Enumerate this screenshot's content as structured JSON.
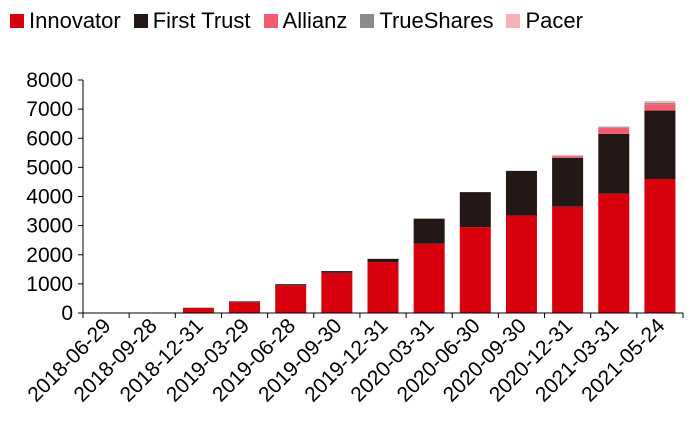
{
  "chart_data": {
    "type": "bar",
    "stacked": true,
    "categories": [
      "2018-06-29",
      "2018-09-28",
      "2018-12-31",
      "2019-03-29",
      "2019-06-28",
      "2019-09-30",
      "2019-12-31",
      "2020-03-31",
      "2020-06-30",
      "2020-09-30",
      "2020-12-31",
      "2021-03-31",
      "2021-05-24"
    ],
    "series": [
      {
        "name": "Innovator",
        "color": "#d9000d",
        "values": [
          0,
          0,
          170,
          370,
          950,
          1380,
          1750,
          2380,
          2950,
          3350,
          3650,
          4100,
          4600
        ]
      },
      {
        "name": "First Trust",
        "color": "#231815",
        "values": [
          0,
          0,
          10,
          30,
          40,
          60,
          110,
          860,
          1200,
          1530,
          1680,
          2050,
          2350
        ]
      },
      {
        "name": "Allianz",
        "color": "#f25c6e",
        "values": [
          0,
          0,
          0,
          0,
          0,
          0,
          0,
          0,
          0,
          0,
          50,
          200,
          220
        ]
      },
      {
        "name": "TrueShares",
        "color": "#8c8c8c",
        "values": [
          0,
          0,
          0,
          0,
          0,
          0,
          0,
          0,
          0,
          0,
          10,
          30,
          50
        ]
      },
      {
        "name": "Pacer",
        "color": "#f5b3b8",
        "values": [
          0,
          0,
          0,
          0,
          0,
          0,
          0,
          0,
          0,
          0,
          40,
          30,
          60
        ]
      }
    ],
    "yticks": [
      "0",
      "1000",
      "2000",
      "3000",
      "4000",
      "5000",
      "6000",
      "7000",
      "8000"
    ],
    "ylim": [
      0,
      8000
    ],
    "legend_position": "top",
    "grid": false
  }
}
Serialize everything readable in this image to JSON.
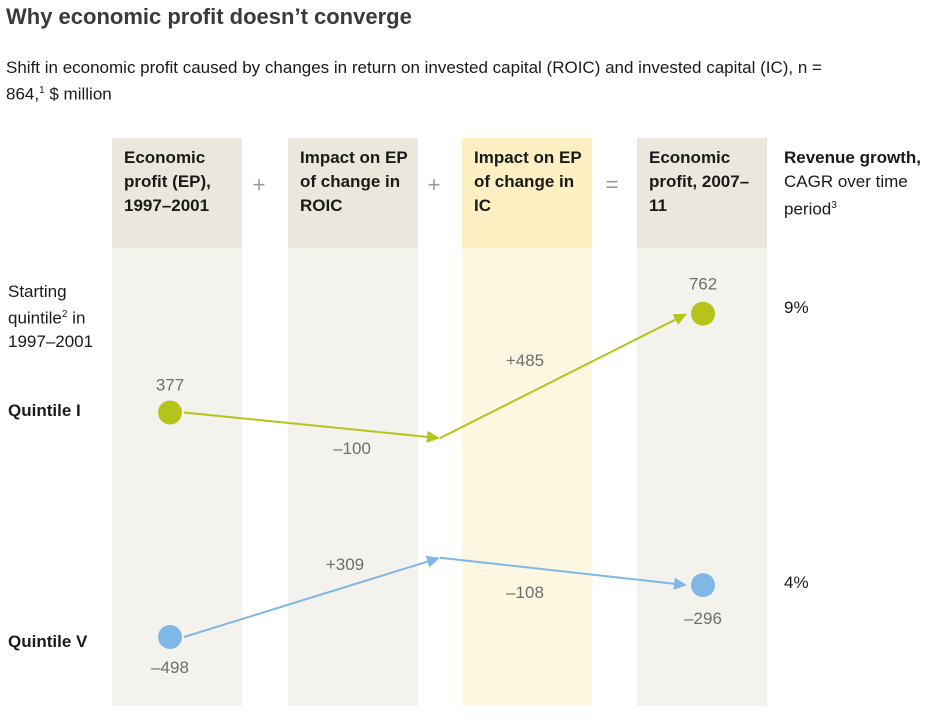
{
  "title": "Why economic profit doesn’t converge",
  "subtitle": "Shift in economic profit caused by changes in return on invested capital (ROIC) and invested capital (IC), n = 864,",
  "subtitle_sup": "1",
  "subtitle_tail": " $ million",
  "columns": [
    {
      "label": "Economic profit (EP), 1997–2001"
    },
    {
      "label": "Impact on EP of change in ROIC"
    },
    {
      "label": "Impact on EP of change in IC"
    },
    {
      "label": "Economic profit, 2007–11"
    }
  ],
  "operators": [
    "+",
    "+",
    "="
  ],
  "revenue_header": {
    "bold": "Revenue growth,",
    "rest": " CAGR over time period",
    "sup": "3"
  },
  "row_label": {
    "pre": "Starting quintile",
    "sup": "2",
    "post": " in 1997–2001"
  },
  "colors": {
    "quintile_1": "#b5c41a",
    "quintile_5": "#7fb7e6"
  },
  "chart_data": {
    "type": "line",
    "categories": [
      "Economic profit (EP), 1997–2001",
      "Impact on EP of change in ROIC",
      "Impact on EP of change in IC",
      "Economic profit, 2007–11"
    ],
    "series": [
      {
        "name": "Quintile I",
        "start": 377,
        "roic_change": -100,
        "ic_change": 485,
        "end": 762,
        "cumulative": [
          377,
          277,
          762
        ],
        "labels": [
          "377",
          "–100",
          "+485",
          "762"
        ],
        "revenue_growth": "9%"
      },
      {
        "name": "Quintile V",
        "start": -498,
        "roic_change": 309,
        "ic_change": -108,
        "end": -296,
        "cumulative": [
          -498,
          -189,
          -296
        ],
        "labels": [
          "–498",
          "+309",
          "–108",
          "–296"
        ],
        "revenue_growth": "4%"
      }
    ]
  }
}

● ● ● ● ●

**Exercise description**
Locate all lines in the listing above with the word "Impact" and copy them.

**Task answer**
      "label": "Impact on EP of change in ROIC"
      "label": "Impact on EP of change in IC"
      "Impact on EP of change in ROIC",
      "Impact on EP of change in IC",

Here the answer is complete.